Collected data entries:
-- START --

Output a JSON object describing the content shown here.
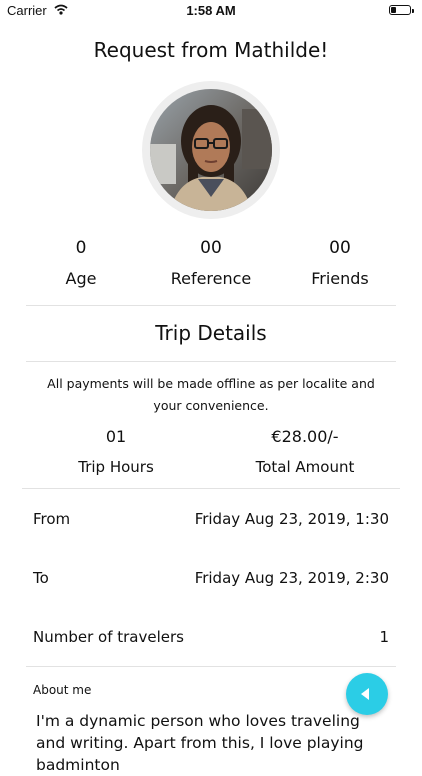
{
  "status_bar": {
    "carrier": "Carrier",
    "time": "1:58 AM"
  },
  "header": {
    "title": "Request from Mathilde!"
  },
  "profile": {
    "avatar": "photo",
    "stats": [
      {
        "value": "0",
        "label": "Age"
      },
      {
        "value": "00",
        "label": "Reference"
      },
      {
        "value": "00",
        "label": "Friends"
      }
    ]
  },
  "trip": {
    "title": "Trip Details",
    "notice": "All payments will be made offline as per localite and your convenience.",
    "hours": {
      "value": "01",
      "label": "Trip Hours"
    },
    "amount": {
      "value": "€28.00/-",
      "label": "Total Amount"
    },
    "rows": [
      {
        "label": "From",
        "value": "Friday Aug 23, 2019, 1:30"
      },
      {
        "label": "To",
        "value": "Friday Aug 23, 2019, 2:30"
      },
      {
        "label": "Number of travelers",
        "value": "1"
      }
    ]
  },
  "about": {
    "label": "About me",
    "text": "I'm a dynamic person who loves traveling and writing. Apart from this, I love playing badminton"
  },
  "fab": {
    "icon": "back-arrow-icon",
    "color": "#2bcde6"
  }
}
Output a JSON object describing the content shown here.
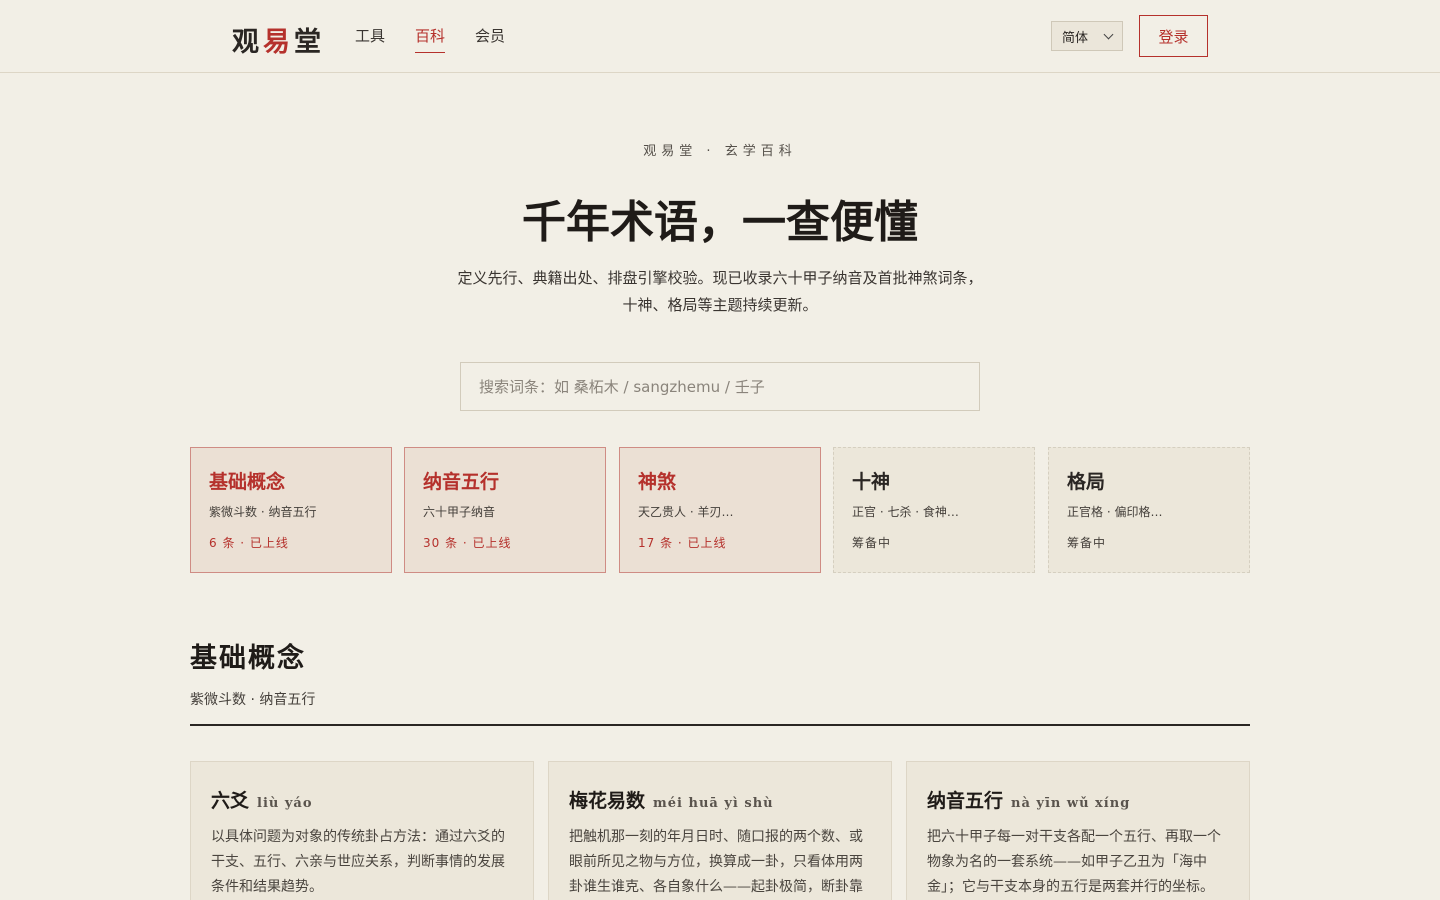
{
  "header": {
    "logo": {
      "part1": "观",
      "part2": "易",
      "part3": "堂"
    },
    "nav": [
      {
        "label": "工具"
      },
      {
        "label": "百科"
      },
      {
        "label": "会员"
      }
    ],
    "language": "简体",
    "login_label": "登录"
  },
  "hero": {
    "eyebrow": "观易堂 · 玄学百科",
    "title": "千年术语，一查便懂",
    "desc_line1": "定义先行、典籍出处、排盘引擎校验。现已收录六十甲子纳音及首批神煞词条，",
    "desc_line2": "十神、格局等主题持续更新。",
    "search_placeholder": "搜索词条：如 桑柘木 / sangzhemu / 壬子"
  },
  "categories": [
    {
      "title": "基础概念",
      "sub": "紫微斗数 · 纳音五行",
      "status": "6 条 · 已上线"
    },
    {
      "title": "纳音五行",
      "sub": "六十甲子纳音",
      "status": "30 条 · 已上线"
    },
    {
      "title": "神煞",
      "sub": "天乙贵人 · 羊刃…",
      "status": "17 条 · 已上线"
    },
    {
      "title": "十神",
      "sub": "正官 · 七杀 · 食神…",
      "status": "筹备中"
    },
    {
      "title": "格局",
      "sub": "正官格 · 偏印格…",
      "status": "筹备中"
    }
  ],
  "section": {
    "title": "基础概念",
    "sub": "紫微斗数 · 纳音五行"
  },
  "entries": [
    {
      "term": "六爻",
      "pinyin": "liù yáo",
      "desc": "以具体问题为对象的传统卦占方法：通过六爻的干支、五行、六亲与世应关系，判断事情的发展条件和结果趋势。"
    },
    {
      "term": "梅花易数",
      "pinyin": "méi huā yì shù",
      "desc": "把触机那一刻的年月日时、随口报的两个数、或眼前所见之物与方位，换算成一卦，只看体用两卦谁生谁克、各自象什么——起卦极简，断卦靠象。"
    },
    {
      "term": "纳音五行",
      "pinyin": "nà yīn wǔ xíng",
      "desc": "把六十甲子每一对干支各配一个五行、再取一个物象为名的一套系统——如甲子乙丑为「海中金」；它与干支本身的五行是两套并行的坐标。"
    }
  ]
}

-- END --

Output all of the records exactly as they appear above, but not the pictures.

Full response:
Output a JSON object describing the content shown here.
{
  "status_bar": {
    "carrier": "Carrier",
    "time": "1:58 AM"
  },
  "header": {
    "title": "Request from Mathilde!"
  },
  "profile": {
    "avatar": "photo",
    "stats": [
      {
        "value": "0",
        "label": "Age"
      },
      {
        "value": "00",
        "label": "Reference"
      },
      {
        "value": "00",
        "label": "Friends"
      }
    ]
  },
  "trip": {
    "title": "Trip Details",
    "notice": "All payments will be made offline as per localite and your convenience.",
    "hours": {
      "value": "01",
      "label": "Trip Hours"
    },
    "amount": {
      "value": "€28.00/-",
      "label": "Total Amount"
    },
    "rows": [
      {
        "label": "From",
        "value": "Friday Aug 23, 2019, 1:30"
      },
      {
        "label": "To",
        "value": "Friday Aug 23, 2019, 2:30"
      },
      {
        "label": "Number of travelers",
        "value": "1"
      }
    ]
  },
  "about": {
    "label": "About me",
    "text": "I'm a dynamic person who loves traveling and writing. Apart from this, I love playing badminton"
  },
  "fab": {
    "icon": "back-arrow-icon",
    "color": "#2bcde6"
  }
}
Output a JSON object describing the content shown here.
{
  "header": {
    "logo": {
      "part1": "观",
      "part2": "易",
      "part3": "堂"
    },
    "nav": [
      {
        "label": "工具"
      },
      {
        "label": "百科"
      },
      {
        "label": "会员"
      }
    ],
    "language": "简体",
    "login_label": "登录"
  },
  "hero": {
    "eyebrow": "观易堂 · 玄学百科",
    "title": "千年术语，一查便懂",
    "desc_line1": "定义先行、典籍出处、排盘引擎校验。现已收录六十甲子纳音及首批神煞词条，",
    "desc_line2": "十神、格局等主题持续更新。",
    "search_placeholder": "搜索词条：如 桑柘木 / sangzhemu / 壬子"
  },
  "categories": [
    {
      "title": "基础概念",
      "sub": "紫微斗数 · 纳音五行",
      "status": "6 条 · 已上线"
    },
    {
      "title": "纳音五行",
      "sub": "六十甲子纳音",
      "status": "30 条 · 已上线"
    },
    {
      "title": "神煞",
      "sub": "天乙贵人 · 羊刃…",
      "status": "17 条 · 已上线"
    },
    {
      "title": "十神",
      "sub": "正官 · 七杀 · 食神…",
      "status": "筹备中"
    },
    {
      "title": "格局",
      "sub": "正官格 · 偏印格…",
      "status": "筹备中"
    }
  ],
  "section": {
    "title": "基础概念",
    "sub": "紫微斗数 · 纳音五行"
  },
  "entries": [
    {
      "term": "六爻",
      "pinyin": "liù yáo",
      "desc": "以具体问题为对象的传统卦占方法：通过六爻的干支、五行、六亲与世应关系，判断事情的发展条件和结果趋势。"
    },
    {
      "term": "梅花易数",
      "pinyin": "méi huā yì shù",
      "desc": "把触机那一刻的年月日时、随口报的两个数、或眼前所见之物与方位，换算成一卦，只看体用两卦谁生谁克、各自象什么——起卦极简，断卦靠象。"
    },
    {
      "term": "纳音五行",
      "pinyin": "nà yīn wǔ xíng",
      "desc": "把六十甲子每一对干支各配一个五行、再取一个物象为名的一套系统——如甲子乙丑为「海中金」；它与干支本身的五行是两套并行的坐标。"
    }
  ]
}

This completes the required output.